Task brief ->
Lines containing the word "relative" need to be counted. Please reply with how many there are, and nothing else.

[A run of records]

====

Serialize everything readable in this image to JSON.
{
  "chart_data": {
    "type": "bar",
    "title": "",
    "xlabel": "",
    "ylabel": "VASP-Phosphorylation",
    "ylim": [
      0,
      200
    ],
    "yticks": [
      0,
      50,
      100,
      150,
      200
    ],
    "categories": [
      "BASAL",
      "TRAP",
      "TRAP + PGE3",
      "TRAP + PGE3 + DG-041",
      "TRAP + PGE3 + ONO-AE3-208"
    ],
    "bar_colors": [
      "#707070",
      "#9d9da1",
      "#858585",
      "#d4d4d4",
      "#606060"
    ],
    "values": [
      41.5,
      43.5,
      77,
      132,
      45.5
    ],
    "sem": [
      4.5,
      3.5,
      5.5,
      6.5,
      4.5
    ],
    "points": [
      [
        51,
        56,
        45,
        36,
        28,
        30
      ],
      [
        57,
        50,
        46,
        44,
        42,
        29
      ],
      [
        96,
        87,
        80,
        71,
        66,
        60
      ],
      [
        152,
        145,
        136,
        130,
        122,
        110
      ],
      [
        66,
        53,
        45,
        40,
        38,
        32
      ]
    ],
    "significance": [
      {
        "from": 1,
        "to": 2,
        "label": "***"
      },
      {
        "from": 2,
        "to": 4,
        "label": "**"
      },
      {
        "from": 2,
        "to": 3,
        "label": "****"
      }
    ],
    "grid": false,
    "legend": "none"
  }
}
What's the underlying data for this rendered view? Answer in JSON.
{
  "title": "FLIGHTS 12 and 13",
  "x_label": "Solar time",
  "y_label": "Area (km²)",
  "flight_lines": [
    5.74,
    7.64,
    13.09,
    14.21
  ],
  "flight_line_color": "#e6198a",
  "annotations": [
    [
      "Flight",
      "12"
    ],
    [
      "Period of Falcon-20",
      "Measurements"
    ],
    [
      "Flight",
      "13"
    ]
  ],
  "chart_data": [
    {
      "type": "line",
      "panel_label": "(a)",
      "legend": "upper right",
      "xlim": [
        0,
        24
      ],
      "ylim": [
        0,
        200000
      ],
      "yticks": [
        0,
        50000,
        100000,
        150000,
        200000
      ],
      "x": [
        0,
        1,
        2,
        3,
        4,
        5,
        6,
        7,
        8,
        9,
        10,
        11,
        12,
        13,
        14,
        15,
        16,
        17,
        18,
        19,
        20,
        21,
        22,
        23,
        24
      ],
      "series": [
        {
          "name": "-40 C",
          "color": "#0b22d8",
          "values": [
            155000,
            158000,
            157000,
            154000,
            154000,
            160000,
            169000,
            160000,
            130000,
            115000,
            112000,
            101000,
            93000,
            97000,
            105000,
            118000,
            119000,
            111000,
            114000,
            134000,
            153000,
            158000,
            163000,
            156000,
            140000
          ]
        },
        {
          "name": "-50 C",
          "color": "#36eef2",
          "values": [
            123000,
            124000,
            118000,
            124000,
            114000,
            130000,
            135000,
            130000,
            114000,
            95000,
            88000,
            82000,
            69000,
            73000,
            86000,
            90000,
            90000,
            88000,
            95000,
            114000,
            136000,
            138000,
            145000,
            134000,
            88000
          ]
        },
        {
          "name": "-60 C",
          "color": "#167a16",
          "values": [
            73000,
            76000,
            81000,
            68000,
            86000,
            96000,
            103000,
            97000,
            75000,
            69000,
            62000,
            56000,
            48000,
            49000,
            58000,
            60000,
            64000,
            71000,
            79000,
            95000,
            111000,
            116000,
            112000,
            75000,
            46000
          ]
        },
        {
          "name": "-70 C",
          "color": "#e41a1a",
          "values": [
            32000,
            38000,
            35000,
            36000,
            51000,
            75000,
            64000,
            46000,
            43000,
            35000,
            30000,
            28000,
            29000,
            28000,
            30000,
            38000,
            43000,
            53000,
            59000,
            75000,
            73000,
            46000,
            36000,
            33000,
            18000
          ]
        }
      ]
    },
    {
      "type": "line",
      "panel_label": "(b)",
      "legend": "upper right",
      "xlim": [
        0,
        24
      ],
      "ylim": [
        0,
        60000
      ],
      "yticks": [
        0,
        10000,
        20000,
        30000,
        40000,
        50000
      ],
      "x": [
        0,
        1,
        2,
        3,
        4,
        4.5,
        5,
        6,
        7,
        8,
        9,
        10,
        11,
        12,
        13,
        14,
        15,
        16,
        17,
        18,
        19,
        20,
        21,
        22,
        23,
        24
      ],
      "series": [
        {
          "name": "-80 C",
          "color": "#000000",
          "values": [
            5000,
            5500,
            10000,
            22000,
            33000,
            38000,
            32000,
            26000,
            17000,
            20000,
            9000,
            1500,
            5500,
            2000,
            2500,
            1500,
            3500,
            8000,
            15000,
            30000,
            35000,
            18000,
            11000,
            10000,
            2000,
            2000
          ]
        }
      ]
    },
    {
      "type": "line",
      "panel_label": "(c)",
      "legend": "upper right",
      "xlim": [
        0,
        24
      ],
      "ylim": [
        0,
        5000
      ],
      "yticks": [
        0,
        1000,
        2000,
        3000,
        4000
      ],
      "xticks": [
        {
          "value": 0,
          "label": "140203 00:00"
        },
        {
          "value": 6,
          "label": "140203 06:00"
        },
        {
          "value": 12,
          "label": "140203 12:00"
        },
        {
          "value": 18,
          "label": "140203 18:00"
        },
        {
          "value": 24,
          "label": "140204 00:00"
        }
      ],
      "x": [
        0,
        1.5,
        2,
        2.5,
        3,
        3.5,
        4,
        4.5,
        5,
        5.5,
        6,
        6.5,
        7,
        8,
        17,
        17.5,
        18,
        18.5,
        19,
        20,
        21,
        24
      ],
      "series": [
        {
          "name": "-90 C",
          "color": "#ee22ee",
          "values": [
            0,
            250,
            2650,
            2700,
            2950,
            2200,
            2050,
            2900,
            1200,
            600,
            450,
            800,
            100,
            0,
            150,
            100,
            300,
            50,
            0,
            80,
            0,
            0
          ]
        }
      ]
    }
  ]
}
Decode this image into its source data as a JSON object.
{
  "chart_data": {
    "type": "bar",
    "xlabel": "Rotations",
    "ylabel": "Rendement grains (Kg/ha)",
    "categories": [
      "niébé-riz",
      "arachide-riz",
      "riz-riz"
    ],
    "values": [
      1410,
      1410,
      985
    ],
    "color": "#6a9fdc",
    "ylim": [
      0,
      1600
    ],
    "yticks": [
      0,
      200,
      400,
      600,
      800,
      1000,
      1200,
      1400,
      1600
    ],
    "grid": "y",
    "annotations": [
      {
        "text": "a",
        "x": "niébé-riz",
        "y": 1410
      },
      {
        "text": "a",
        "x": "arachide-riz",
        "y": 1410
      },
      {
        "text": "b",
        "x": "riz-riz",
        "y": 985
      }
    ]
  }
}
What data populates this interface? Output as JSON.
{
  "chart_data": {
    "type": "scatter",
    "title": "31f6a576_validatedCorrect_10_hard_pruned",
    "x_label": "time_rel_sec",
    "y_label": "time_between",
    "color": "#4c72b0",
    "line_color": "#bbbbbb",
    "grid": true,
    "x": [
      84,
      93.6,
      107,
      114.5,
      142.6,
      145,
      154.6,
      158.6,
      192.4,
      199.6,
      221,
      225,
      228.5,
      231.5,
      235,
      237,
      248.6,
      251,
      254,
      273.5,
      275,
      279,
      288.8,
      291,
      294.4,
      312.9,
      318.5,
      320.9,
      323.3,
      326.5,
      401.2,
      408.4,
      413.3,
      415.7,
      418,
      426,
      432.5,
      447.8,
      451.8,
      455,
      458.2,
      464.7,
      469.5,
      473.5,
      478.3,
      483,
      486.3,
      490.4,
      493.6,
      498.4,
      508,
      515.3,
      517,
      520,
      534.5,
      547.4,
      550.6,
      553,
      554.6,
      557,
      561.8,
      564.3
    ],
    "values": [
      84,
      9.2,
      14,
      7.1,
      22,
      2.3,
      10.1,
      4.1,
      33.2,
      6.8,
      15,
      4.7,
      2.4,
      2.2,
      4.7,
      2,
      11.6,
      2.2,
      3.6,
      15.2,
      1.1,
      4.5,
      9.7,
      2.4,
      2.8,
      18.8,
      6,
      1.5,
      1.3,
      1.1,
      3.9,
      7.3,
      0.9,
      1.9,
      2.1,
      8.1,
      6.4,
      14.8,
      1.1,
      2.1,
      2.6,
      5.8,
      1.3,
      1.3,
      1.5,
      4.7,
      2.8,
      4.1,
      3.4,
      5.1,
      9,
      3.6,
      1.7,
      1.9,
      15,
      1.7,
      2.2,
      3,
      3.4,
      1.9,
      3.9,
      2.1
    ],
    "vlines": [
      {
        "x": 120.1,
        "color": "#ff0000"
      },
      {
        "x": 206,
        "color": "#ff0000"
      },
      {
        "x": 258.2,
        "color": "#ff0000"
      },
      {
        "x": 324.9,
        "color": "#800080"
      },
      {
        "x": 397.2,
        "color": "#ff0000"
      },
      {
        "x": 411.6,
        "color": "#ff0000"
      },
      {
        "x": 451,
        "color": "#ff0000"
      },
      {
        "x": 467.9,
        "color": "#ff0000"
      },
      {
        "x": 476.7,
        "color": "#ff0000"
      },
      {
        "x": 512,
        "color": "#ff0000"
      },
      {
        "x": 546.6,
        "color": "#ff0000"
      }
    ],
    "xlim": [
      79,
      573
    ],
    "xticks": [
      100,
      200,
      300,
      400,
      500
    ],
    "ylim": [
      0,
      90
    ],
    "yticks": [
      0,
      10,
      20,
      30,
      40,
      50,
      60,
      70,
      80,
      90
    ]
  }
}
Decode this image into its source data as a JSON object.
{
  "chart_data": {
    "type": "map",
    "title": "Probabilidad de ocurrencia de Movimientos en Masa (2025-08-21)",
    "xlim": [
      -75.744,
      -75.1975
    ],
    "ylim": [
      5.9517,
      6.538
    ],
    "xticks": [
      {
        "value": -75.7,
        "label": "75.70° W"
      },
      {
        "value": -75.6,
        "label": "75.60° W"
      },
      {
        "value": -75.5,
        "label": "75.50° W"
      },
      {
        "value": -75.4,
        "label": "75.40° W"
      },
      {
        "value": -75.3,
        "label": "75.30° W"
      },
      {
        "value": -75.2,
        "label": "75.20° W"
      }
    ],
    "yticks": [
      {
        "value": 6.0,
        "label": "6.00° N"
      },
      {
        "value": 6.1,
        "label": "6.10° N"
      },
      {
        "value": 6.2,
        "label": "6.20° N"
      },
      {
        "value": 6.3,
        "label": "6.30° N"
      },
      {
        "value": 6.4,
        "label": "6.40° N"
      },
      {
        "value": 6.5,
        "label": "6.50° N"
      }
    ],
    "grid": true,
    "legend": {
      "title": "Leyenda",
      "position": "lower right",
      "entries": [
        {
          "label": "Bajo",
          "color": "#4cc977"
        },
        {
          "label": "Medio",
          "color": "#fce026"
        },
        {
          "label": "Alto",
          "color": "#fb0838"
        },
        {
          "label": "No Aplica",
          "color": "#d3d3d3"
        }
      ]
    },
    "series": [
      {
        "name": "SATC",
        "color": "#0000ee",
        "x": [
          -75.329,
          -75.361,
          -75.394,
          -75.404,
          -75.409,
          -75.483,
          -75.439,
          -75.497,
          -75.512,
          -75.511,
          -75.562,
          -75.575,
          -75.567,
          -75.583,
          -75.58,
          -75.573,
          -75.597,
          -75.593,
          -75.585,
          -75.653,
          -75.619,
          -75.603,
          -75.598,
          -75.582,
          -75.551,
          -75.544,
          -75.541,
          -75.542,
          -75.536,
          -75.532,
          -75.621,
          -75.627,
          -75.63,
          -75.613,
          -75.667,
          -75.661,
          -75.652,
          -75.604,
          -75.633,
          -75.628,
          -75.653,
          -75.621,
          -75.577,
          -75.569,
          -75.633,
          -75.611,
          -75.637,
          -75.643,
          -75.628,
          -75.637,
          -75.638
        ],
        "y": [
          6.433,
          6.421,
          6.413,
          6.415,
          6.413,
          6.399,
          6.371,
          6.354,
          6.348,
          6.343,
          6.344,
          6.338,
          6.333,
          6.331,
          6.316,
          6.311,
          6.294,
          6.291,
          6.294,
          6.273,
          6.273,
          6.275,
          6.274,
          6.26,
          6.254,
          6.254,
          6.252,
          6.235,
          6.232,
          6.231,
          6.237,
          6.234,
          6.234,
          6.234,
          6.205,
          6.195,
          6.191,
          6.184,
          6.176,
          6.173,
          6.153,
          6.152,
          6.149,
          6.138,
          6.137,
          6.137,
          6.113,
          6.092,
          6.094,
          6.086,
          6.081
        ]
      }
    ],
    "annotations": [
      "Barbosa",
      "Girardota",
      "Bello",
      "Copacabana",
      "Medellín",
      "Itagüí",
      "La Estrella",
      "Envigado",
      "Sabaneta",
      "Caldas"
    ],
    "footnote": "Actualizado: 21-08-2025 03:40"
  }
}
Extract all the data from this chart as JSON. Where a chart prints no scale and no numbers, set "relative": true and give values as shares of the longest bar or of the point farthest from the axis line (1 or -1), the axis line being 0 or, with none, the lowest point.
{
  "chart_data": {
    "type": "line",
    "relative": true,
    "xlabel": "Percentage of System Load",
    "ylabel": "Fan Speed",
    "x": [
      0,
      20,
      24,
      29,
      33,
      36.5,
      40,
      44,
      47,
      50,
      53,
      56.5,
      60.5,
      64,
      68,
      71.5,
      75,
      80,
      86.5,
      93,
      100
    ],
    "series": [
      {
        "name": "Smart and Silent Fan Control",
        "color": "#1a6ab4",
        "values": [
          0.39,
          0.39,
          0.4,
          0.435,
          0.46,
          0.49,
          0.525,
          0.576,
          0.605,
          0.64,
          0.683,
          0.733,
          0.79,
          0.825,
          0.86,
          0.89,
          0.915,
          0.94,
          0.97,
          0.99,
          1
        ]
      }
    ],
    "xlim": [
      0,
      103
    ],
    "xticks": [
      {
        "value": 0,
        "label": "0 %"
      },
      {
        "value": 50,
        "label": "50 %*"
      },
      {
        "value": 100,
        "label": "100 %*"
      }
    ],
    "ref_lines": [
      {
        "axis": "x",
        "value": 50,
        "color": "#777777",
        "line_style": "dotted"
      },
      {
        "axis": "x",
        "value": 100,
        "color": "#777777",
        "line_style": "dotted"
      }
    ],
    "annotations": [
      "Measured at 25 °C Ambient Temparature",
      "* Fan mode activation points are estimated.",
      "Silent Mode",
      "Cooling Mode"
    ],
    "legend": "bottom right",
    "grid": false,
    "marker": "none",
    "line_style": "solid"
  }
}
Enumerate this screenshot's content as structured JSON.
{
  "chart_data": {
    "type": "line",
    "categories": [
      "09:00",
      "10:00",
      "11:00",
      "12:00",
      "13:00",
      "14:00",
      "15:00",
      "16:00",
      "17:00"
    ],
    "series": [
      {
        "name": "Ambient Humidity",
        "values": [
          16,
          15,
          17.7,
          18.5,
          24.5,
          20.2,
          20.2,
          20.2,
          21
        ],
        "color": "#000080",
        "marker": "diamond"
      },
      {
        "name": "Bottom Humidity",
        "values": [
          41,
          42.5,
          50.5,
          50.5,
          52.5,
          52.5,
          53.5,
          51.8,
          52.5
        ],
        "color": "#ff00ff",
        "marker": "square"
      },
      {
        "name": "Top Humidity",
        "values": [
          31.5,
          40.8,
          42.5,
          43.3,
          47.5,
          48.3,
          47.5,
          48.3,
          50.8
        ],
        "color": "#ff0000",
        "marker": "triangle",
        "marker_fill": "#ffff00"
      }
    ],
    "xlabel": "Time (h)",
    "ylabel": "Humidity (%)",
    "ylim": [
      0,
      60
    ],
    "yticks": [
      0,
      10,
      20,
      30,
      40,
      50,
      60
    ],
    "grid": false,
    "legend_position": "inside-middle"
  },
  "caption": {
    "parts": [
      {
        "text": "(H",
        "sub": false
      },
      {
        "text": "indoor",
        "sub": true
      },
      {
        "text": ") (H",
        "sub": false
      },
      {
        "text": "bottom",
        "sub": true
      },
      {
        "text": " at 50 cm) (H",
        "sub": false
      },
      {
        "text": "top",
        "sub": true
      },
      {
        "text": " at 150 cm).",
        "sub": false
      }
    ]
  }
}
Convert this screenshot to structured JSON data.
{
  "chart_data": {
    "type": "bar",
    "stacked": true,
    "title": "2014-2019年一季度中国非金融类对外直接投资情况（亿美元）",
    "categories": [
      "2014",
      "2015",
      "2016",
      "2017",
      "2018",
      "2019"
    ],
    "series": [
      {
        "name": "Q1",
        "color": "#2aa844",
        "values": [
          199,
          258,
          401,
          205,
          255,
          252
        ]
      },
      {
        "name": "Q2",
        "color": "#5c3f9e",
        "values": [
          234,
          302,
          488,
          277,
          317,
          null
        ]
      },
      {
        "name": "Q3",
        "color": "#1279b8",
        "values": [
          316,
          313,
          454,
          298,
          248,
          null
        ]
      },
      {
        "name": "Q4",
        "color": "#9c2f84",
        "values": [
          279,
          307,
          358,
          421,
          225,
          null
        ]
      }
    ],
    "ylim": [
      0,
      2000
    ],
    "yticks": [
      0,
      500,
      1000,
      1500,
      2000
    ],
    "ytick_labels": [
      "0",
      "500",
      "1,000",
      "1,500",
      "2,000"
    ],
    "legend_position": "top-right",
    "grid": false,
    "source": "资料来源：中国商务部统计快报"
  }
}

====

Correct result ->
2